What is needed:
Extract from the listing each line in which the word "Eigenvalues" appears.

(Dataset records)
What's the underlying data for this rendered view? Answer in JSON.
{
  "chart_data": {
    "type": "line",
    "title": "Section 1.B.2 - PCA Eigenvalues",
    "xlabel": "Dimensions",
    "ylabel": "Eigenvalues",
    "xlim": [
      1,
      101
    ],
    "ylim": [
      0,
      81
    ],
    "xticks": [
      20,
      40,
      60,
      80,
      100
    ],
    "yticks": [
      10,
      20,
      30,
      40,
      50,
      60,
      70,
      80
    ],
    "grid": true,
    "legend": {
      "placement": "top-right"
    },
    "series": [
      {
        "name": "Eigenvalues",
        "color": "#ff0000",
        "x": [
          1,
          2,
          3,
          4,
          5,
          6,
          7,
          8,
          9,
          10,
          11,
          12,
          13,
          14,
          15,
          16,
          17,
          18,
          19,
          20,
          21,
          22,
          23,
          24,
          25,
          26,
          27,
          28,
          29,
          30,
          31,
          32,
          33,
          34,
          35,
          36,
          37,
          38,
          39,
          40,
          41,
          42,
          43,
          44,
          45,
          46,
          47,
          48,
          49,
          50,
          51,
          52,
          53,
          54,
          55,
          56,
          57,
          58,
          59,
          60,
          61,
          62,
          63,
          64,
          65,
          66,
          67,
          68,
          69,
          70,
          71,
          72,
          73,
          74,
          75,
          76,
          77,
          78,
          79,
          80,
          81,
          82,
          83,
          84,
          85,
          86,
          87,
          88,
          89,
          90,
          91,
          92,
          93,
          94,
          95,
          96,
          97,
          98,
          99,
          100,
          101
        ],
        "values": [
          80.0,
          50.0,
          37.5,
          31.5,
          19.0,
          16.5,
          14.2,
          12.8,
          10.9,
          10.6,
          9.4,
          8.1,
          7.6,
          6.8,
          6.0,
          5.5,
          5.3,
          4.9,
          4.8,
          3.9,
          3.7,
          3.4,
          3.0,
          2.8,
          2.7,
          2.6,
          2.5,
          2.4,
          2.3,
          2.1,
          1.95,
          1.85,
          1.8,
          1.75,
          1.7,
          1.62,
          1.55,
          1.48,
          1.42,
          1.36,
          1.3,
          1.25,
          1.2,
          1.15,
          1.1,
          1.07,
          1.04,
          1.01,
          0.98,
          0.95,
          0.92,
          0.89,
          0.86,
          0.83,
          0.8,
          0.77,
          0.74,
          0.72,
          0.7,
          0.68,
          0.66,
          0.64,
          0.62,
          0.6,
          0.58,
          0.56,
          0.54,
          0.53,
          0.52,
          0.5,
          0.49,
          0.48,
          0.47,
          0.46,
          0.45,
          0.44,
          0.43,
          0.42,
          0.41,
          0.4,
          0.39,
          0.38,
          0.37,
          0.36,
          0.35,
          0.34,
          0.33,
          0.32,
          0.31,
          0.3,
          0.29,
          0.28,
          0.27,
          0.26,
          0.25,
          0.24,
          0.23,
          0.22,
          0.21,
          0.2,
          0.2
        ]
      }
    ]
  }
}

Response for this exercise:
    "title": "Section 1.B.2 - PCA Eigenvalues",
    "ylabel": "Eigenvalues",
        "name": "Eigenvalues",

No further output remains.